• _課題の目的_: 以下のリストのうち、"bar-segment bbox=[178, 326, 314, 341]" を含む行で始まり "data-label: 10% bbox=[360, 326, 391, 342]" を含む行で終わる部分を、両端の行も含めて一字一句変えずに書き写してください。

• _抽出リスト_:
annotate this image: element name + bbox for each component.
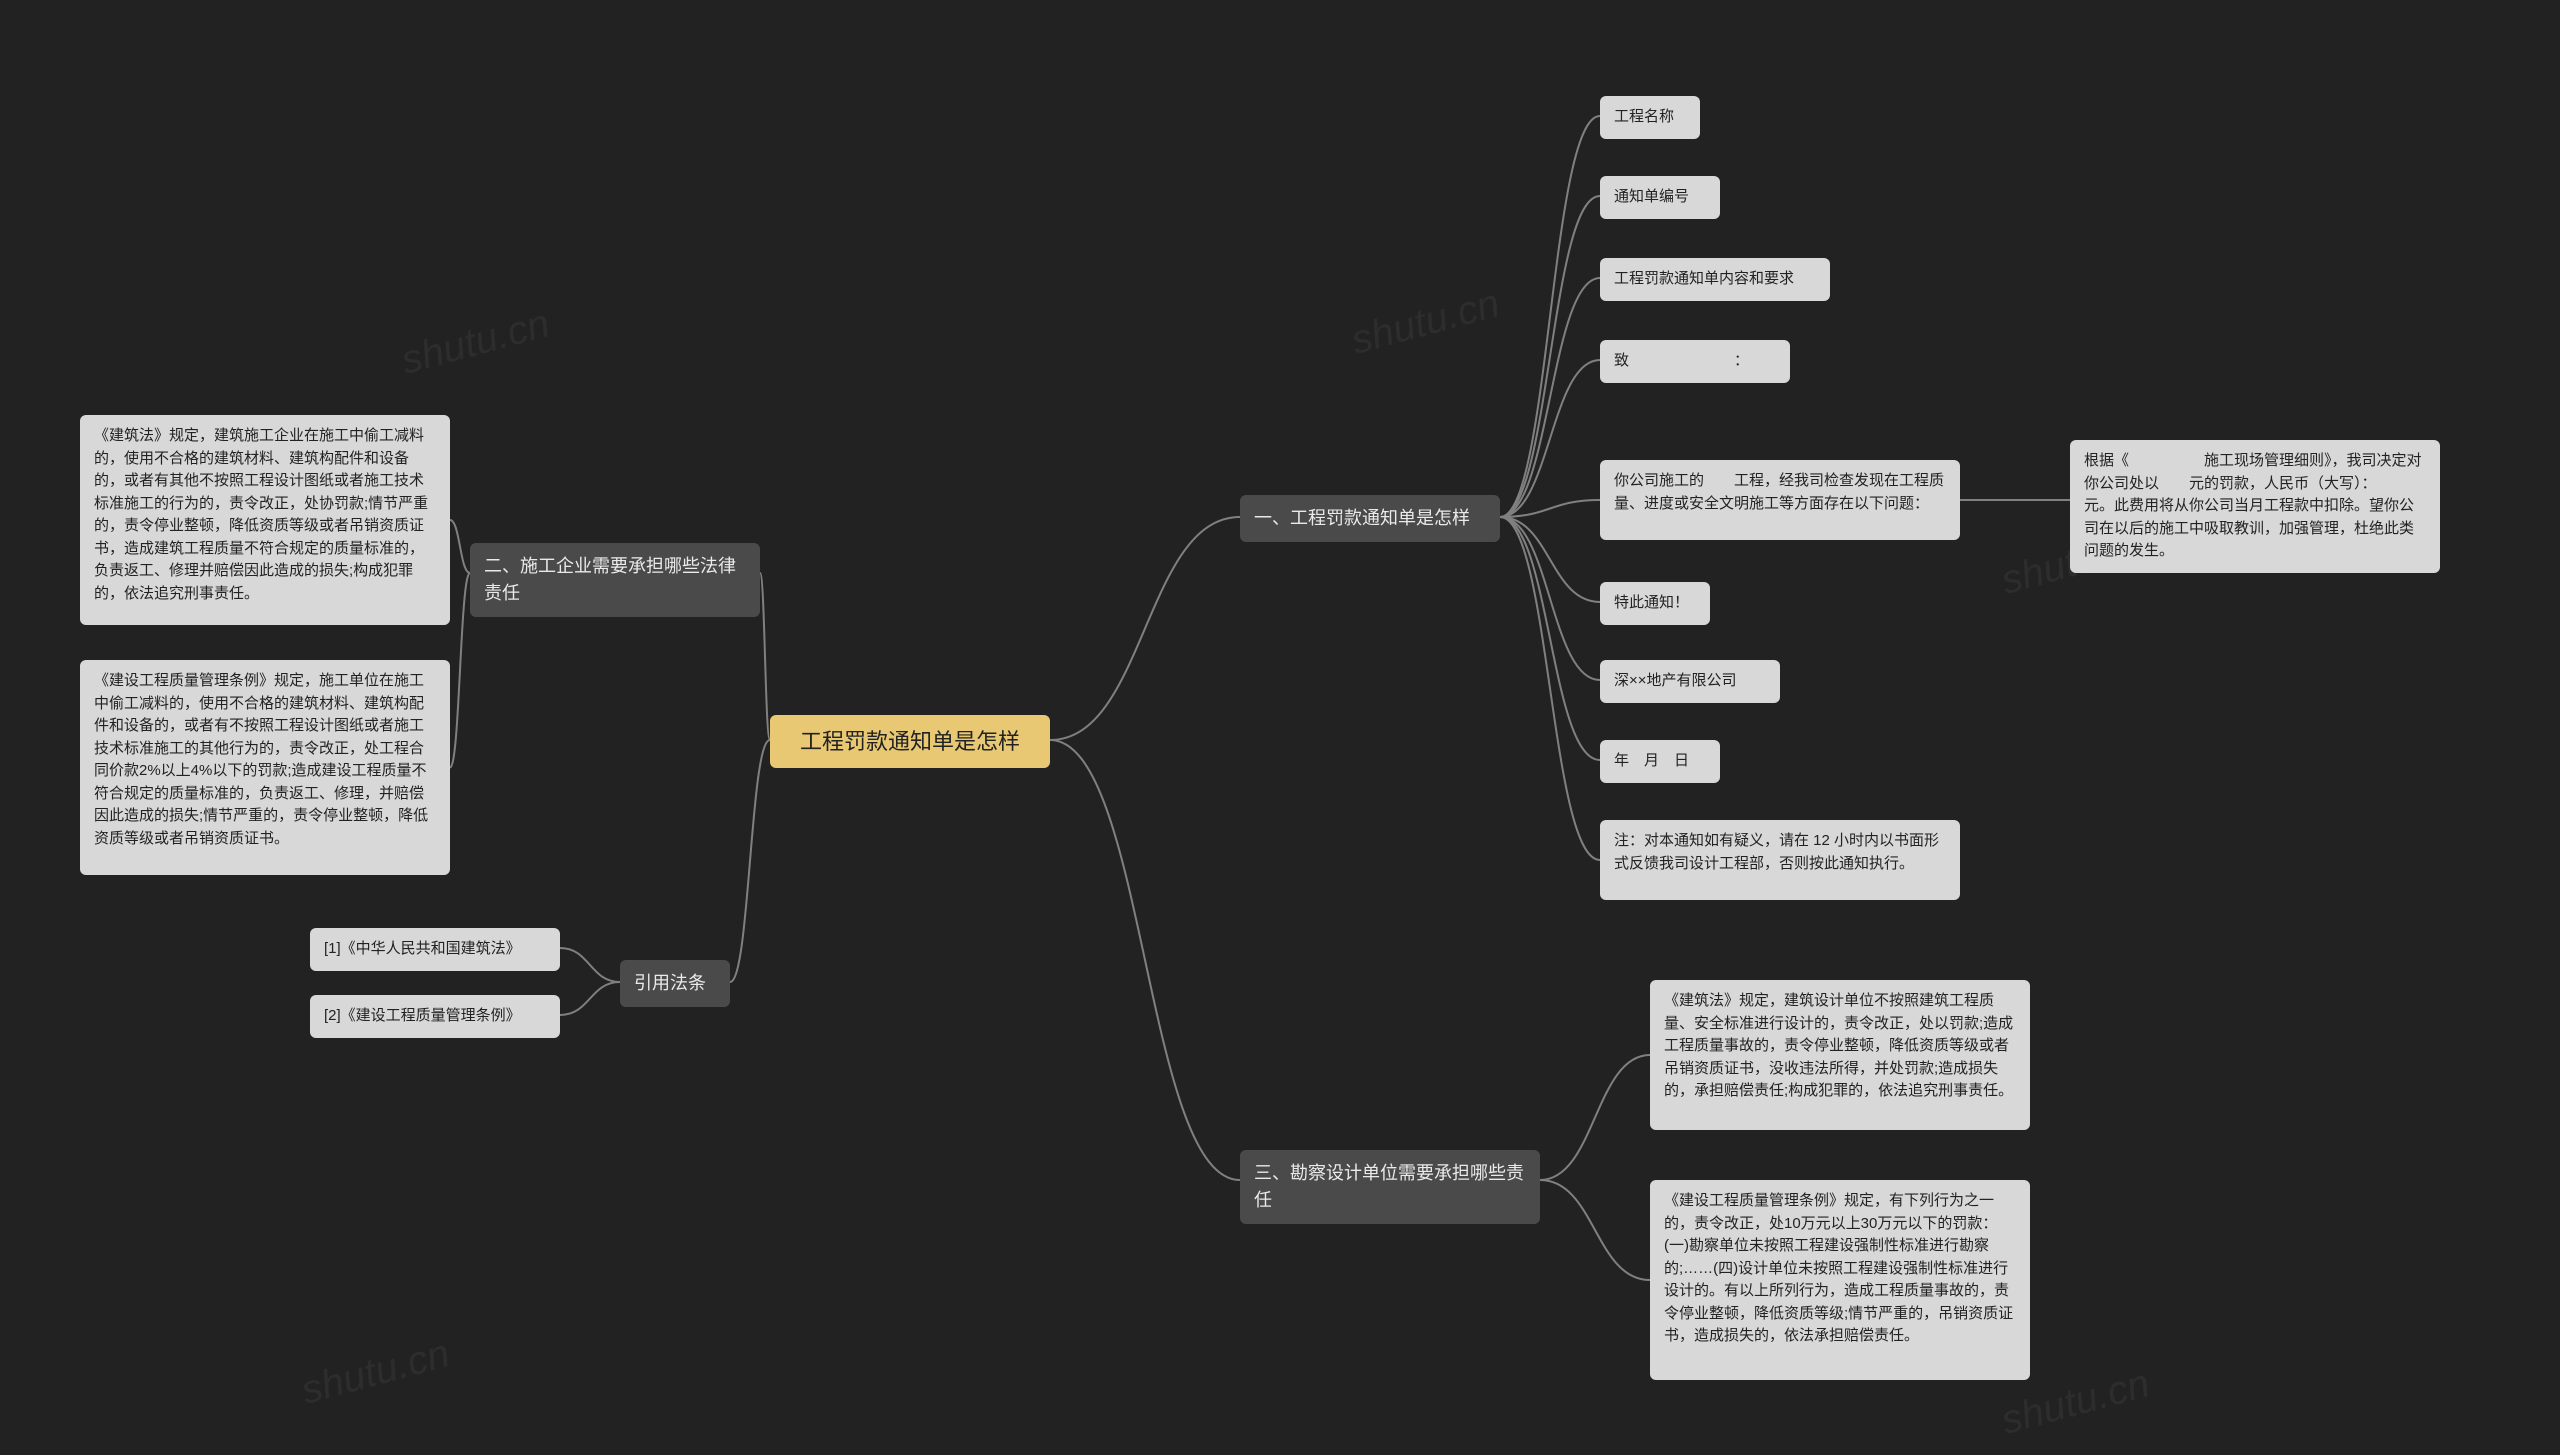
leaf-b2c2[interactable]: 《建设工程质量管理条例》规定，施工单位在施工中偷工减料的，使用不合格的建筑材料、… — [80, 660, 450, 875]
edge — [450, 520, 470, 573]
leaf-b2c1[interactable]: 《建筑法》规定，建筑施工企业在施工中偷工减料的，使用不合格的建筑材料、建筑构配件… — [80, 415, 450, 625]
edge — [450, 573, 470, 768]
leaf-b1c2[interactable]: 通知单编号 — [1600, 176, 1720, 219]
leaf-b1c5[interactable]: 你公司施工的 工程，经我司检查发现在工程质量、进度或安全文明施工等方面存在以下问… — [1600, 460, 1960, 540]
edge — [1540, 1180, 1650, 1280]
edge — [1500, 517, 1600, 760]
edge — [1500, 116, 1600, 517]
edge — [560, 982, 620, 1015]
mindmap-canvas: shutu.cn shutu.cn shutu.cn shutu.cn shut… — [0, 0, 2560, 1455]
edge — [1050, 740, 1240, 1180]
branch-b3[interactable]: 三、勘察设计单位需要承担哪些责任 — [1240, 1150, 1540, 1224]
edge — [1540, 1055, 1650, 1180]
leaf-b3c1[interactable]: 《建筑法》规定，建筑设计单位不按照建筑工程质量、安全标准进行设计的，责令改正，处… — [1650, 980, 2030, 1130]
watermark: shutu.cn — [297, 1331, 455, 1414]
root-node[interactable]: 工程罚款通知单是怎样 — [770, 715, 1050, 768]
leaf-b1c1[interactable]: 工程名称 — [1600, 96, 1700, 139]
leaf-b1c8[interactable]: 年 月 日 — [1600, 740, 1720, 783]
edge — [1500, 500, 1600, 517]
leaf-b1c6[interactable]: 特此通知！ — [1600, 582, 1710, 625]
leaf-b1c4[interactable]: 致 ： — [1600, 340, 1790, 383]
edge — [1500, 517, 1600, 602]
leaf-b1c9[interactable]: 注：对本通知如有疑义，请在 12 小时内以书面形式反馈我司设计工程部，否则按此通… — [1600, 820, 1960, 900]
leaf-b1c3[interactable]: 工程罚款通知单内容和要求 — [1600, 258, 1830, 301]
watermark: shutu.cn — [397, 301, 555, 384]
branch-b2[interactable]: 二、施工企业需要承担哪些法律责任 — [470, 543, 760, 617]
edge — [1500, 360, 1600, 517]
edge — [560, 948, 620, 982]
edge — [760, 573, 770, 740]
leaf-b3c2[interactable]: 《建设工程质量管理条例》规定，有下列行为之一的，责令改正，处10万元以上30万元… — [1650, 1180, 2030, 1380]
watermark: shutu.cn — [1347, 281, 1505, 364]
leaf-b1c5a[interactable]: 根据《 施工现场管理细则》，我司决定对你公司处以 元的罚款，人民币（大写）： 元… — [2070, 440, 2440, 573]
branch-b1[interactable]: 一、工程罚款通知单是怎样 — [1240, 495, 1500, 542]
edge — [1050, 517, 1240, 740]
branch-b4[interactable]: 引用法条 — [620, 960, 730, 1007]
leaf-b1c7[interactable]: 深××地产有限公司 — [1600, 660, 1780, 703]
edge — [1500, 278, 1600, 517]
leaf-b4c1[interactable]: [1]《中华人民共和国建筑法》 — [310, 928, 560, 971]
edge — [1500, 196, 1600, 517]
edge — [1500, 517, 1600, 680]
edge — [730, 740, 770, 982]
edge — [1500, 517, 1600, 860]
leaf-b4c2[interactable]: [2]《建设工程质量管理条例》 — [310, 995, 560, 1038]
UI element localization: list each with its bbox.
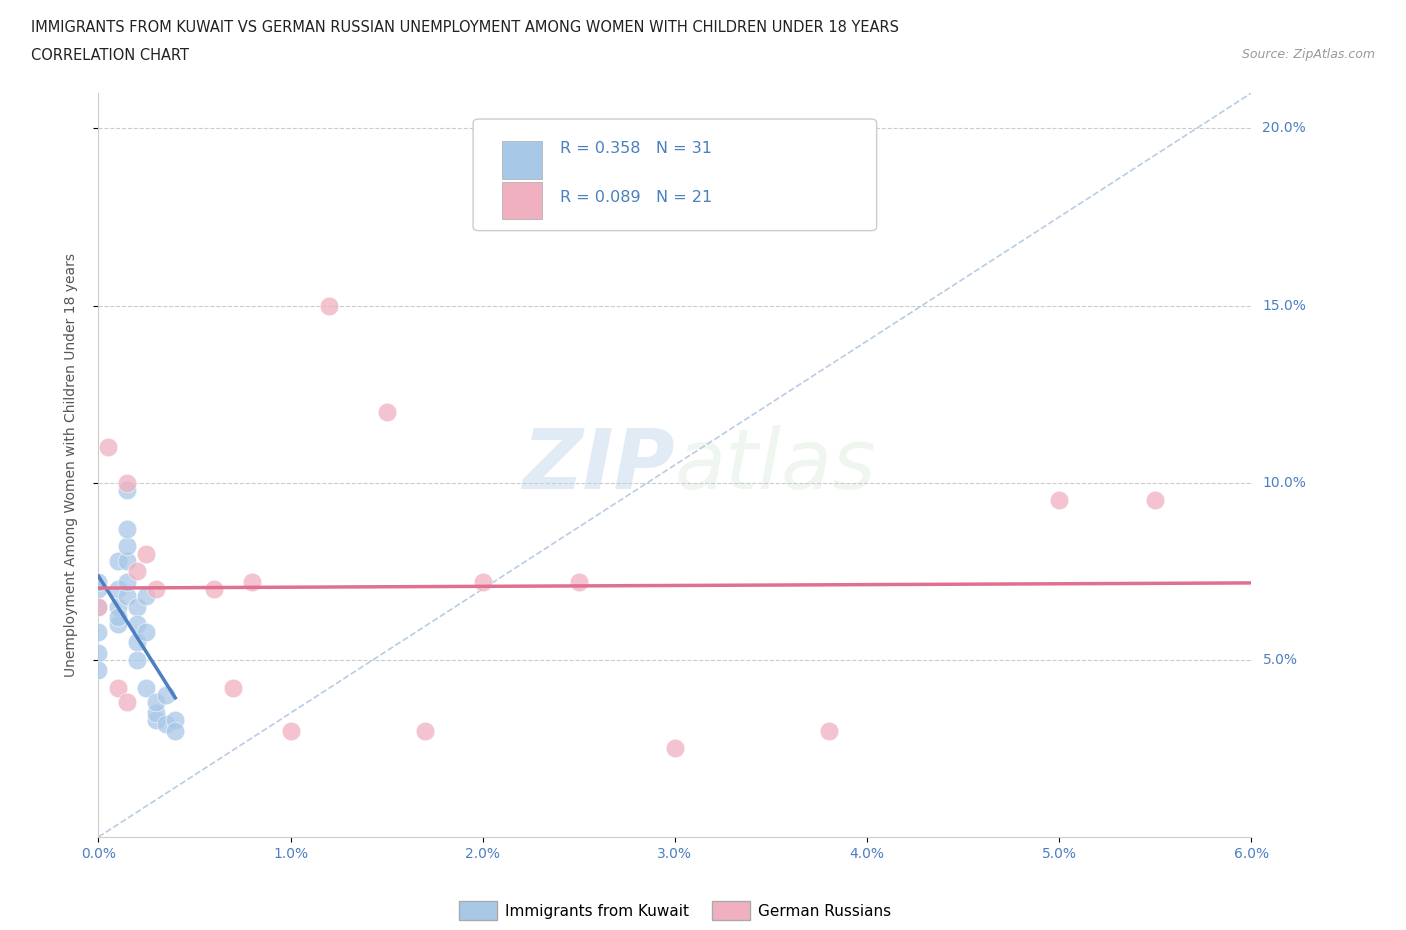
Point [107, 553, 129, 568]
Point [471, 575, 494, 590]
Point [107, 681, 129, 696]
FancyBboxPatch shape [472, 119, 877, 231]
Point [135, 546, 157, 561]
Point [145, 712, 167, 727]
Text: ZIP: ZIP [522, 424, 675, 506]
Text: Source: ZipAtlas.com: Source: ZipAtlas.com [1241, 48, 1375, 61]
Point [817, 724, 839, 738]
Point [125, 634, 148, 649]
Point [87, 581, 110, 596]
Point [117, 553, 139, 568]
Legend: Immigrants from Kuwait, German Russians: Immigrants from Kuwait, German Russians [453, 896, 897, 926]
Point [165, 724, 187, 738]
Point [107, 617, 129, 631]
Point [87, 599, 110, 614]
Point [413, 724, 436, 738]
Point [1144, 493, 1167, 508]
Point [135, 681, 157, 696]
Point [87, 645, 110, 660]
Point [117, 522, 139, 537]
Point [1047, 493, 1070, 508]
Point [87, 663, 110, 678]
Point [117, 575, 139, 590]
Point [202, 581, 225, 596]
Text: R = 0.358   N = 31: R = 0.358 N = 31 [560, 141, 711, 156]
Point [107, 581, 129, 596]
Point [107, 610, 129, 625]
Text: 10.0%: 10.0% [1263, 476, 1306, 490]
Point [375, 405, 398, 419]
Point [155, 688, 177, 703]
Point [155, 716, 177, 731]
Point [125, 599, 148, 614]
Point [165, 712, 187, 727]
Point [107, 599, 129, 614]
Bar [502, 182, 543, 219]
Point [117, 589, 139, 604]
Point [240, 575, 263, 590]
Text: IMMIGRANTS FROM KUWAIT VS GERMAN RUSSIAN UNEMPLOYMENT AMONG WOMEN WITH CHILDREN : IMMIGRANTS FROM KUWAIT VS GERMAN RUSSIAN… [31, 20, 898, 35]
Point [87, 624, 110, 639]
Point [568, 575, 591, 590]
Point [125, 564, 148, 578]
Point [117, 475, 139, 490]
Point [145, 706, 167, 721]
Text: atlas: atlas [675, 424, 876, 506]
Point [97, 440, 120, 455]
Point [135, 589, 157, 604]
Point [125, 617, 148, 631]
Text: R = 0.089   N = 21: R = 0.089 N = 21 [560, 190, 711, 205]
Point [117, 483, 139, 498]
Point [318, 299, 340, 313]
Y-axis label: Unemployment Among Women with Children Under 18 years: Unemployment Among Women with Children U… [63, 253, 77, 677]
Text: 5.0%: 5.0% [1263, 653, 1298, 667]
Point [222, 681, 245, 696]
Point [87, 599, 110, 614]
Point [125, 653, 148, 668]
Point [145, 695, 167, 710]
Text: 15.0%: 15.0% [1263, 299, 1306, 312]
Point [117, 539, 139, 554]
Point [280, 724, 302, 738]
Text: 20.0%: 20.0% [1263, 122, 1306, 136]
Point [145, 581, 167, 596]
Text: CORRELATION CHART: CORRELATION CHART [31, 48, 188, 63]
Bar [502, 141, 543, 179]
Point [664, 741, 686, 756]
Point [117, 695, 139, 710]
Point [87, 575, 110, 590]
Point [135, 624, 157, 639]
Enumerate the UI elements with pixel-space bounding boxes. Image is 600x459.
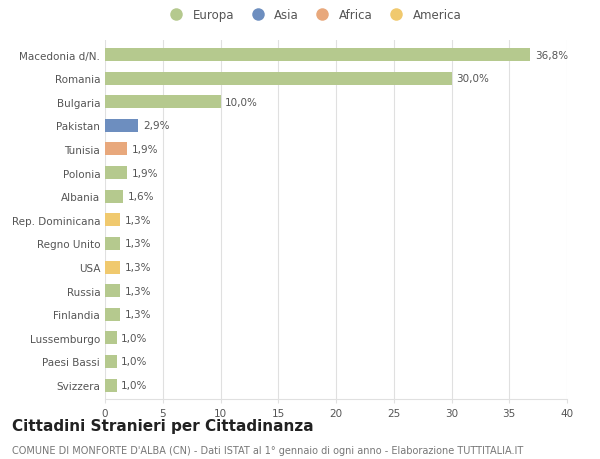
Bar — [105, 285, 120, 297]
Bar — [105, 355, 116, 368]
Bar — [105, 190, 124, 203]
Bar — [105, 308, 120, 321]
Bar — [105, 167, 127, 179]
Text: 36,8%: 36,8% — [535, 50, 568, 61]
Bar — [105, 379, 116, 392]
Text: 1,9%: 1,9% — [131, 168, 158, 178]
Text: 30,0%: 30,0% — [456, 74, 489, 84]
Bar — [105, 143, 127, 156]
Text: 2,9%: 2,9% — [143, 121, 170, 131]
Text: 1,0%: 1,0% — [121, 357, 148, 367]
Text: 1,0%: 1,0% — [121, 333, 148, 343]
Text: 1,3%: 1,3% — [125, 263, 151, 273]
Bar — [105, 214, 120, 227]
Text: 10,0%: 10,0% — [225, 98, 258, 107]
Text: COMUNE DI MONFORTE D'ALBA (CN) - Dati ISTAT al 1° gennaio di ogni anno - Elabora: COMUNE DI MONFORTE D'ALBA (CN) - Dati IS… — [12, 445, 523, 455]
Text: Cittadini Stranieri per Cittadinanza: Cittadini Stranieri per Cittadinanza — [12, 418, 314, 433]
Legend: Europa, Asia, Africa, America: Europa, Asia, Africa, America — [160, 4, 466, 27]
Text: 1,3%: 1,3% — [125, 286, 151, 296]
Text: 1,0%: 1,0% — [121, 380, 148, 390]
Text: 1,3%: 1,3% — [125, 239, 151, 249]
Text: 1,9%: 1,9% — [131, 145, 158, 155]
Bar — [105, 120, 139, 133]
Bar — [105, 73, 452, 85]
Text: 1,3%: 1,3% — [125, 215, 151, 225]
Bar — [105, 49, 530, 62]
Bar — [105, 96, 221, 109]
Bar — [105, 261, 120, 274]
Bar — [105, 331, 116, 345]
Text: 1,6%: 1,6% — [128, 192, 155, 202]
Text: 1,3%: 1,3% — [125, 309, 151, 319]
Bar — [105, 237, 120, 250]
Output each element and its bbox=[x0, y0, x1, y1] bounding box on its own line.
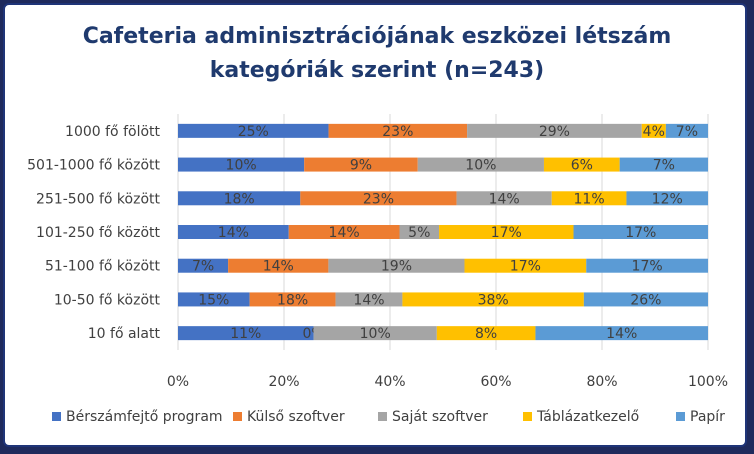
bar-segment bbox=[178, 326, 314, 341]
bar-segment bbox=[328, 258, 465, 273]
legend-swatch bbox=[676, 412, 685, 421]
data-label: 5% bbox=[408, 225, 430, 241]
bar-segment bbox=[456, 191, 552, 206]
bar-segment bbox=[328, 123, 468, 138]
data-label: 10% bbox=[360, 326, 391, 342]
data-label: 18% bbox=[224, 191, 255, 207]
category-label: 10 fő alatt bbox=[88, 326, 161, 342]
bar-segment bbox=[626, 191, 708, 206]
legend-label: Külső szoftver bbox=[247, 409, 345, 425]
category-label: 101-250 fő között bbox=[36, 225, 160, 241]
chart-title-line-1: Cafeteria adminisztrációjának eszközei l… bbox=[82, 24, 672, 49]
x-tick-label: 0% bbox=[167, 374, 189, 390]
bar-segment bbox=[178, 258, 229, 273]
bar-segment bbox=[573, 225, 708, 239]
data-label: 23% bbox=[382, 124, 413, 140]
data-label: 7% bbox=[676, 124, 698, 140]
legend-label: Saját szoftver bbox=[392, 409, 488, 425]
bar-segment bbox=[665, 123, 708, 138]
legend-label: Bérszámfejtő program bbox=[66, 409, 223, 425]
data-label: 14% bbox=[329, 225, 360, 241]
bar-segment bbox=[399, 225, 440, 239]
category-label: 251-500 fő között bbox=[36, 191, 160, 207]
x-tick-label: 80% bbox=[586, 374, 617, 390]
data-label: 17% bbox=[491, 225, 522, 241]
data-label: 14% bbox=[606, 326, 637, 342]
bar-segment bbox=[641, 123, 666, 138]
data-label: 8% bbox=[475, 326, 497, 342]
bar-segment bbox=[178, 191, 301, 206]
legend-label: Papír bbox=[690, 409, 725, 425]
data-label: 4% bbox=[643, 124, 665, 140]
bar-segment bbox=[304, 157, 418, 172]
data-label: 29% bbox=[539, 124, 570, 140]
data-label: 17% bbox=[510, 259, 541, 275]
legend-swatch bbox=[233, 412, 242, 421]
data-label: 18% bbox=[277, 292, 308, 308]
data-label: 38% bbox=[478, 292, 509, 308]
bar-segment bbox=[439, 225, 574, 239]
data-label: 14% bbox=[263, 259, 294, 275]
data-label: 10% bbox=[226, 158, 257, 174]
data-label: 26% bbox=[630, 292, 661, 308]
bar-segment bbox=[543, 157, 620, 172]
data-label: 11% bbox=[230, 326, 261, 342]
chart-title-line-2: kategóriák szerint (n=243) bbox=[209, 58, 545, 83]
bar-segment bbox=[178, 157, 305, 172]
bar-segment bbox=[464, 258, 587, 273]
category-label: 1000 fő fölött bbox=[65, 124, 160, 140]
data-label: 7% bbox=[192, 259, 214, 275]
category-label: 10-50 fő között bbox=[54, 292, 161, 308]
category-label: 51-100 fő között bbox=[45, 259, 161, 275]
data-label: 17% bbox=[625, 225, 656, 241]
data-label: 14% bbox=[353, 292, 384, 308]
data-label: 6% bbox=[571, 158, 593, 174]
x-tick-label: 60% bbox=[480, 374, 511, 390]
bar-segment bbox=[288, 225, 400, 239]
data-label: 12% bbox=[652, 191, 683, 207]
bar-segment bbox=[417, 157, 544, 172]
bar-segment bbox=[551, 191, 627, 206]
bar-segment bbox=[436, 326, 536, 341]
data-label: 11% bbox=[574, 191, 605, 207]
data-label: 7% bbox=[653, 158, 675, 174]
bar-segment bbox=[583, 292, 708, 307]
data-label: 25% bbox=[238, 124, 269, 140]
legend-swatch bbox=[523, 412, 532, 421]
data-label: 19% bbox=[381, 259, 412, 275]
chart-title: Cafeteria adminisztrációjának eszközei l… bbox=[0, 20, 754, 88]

• _この問題の解答_:
bar-segment bbox=[178, 326, 314, 341]
bar-segment bbox=[328, 258, 465, 273]
legend-swatch bbox=[676, 412, 685, 421]
data-label: 5% bbox=[408, 225, 430, 241]
bar-segment bbox=[456, 191, 552, 206]
bar-segment bbox=[328, 123, 468, 138]
data-label: 10% bbox=[360, 326, 391, 342]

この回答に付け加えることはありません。